Data records:
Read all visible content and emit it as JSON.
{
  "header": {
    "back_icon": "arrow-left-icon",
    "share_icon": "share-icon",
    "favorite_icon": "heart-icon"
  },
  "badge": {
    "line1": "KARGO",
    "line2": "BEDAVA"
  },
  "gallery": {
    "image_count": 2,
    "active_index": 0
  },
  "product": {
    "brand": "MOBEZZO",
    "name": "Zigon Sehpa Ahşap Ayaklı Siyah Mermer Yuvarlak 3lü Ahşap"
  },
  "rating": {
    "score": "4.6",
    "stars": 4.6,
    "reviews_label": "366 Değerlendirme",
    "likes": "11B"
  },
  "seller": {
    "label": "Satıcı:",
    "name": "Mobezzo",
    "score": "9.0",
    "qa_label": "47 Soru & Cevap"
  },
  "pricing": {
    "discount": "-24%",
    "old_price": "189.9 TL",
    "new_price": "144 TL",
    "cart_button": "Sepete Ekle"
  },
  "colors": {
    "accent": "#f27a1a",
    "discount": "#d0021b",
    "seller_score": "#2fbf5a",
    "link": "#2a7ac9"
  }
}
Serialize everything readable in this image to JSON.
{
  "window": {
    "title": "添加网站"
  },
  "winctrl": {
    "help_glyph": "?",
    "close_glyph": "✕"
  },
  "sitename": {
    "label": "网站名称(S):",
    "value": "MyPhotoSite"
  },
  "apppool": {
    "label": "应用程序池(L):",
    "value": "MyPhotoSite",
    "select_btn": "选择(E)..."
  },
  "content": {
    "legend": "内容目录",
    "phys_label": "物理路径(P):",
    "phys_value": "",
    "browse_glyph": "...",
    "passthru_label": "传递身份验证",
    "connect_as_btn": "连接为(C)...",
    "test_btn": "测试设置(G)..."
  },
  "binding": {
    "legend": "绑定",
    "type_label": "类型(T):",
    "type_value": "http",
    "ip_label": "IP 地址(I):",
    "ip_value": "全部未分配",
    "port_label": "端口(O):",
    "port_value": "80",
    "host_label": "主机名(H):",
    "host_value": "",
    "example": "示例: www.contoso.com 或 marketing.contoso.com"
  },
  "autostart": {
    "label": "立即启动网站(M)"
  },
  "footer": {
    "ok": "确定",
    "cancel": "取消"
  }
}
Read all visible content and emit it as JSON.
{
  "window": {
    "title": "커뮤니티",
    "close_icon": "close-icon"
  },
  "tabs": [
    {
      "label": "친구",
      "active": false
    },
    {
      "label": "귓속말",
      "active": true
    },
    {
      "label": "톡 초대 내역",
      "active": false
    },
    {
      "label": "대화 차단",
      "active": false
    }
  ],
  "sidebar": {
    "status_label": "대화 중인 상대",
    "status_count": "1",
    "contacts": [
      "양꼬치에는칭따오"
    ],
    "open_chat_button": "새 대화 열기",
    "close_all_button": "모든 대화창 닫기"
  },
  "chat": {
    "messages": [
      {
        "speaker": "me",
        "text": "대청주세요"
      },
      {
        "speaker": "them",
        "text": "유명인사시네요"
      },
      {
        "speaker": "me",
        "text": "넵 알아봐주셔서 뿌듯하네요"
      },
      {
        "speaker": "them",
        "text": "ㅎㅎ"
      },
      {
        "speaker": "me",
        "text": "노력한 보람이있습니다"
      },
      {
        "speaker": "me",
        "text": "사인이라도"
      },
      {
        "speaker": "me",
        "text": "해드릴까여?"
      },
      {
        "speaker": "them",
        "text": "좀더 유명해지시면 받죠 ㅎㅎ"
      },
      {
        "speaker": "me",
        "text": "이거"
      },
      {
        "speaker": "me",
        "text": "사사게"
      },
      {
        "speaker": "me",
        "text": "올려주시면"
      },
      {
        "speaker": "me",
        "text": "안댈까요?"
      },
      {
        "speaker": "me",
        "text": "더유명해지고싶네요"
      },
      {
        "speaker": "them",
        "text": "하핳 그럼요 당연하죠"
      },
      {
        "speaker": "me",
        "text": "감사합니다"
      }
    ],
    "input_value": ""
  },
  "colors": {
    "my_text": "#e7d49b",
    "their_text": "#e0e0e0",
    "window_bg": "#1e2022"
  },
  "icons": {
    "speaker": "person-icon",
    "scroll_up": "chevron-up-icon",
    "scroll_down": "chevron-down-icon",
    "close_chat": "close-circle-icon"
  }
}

_TO DO:_ Reproduce all of the entries word for word.

_ANSWER:_
Read all visible content and emit it as JSON.
{
  "header": {
    "back_icon": "arrow-left-icon",
    "share_icon": "share-icon",
    "favorite_icon": "heart-icon"
  },
  "badge": {
    "line1": "KARGO",
    "line2": "BEDAVA"
  },
  "gallery": {
    "image_count": 2,
    "active_index": 0
  },
  "product": {
    "brand": "MOBEZZO",
    "name": "Zigon Sehpa Ahşap Ayaklı Siyah Mermer Yuvarlak 3lü Ahşap"
  },
  "rating": {
    "score": "4.6",
    "stars": 4.6,
    "reviews_label": "366 Değerlendirme",
    "likes": "11B"
  },
  "seller": {
    "label": "Satıcı:",
    "name": "Mobezzo",
    "score": "9.0",
    "qa_label": "47 Soru & Cevap"
  },
  "pricing": {
    "discount": "-24%",
    "old_price": "189.9 TL",
    "new_price": "144 TL",
    "cart_button": "Sepete Ekle"
  },
  "colors": {
    "accent": "#f27a1a",
    "discount": "#d0021b",
    "seller_score": "#2fbf5a",
    "link": "#2a7ac9"
  }
}
Serialize everything readable in this image to JSON.
{
  "window": {
    "title": "添加网站"
  },
  "winctrl": {
    "help_glyph": "?",
    "close_glyph": "✕"
  },
  "sitename": {
    "label": "网站名称(S):",
    "value": "MyPhotoSite"
  },
  "apppool": {
    "label": "应用程序池(L):",
    "value": "MyPhotoSite",
    "select_btn": "选择(E)..."
  },
  "content": {
    "legend": "内容目录",
    "phys_label": "物理路径(P):",
    "phys_value": "",
    "browse_glyph": "...",
    "passthru_label": "传递身份验证",
    "connect_as_btn": "连接为(C)...",
    "test_btn": "测试设置(G)..."
  },
  "binding": {
    "legend": "绑定",
    "type_label": "类型(T):",
    "type_value": "http",
    "ip_label": "IP 地址(I):",
    "ip_value": "全部未分配",
    "port_label": "端口(O):",
    "port_value": "80",
    "host_label": "主机名(H):",
    "host_value": "",
    "example": "示例: www.contoso.com 或 marketing.contoso.com"
  },
  "autostart": {
    "label": "立即启动网站(M)"
  },
  "footer": {
    "ok": "确定",
    "cancel": "取消"
  }
}
Read all visible content and emit it as JSON.
{
  "window": {
    "title": "커뮤니티",
    "close_icon": "close-icon"
  },
  "tabs": [
    {
      "label": "친구",
      "active": false
    },
    {
      "label": "귓속말",
      "active": true
    },
    {
      "label": "톡 초대 내역",
      "active": false
    },
    {
      "label": "대화 차단",
      "active": false
    }
  ],
  "sidebar": {
    "status_label": "대화 중인 상대",
    "status_count": "1",
    "contacts": [
      "양꼬치에는칭따오"
    ],
    "open_chat_button": "새 대화 열기",
    "close_all_button": "모든 대화창 닫기"
  },
  "chat": {
    "messages": [
      {
        "speaker": "me",
        "text": "대청주세요"
      },
      {
        "speaker": "them",
        "text": "유명인사시네요"
      },
      {
        "speaker": "me",
        "text": "넵 알아봐주셔서 뿌듯하네요"
      },
      {
        "speaker": "them",
        "text": "ㅎㅎ"
      },
      {
        "speaker": "me",
        "text": "노력한 보람이있습니다"
      },
      {
        "speaker": "me",
        "text": "사인이라도"
      },
      {
        "speaker": "me",
        "text": "해드릴까여?"
      },
      {
        "speaker": "them",
        "text": "좀더 유명해지시면 받죠 ㅎㅎ"
      },
      {
        "speaker": "me",
        "text": "이거"
      },
      {
        "speaker": "me",
        "text": "사사게"
      },
      {
        "speaker": "me",
        "text": "올려주시면"
      },
      {
        "speaker": "me",
        "text": "안댈까요?"
      },
      {
        "speaker": "me",
        "text": "더유명해지고싶네요"
      },
      {
        "speaker": "them",
        "text": "하핳 그럼요 당연하죠"
      },
      {
        "speaker": "me",
        "text": "감사합니다"
      }
    ],
    "input_value": ""
  },
  "colors": {
    "my_text": "#e7d49b",
    "their_text": "#e0e0e0",
    "window_bg": "#1e2022"
  },
  "icons": {
    "speaker": "person-icon",
    "scroll_up": "chevron-up-icon",
    "scroll_down": "chevron-down-icon",
    "close_chat": "close-circle-icon"
  }
}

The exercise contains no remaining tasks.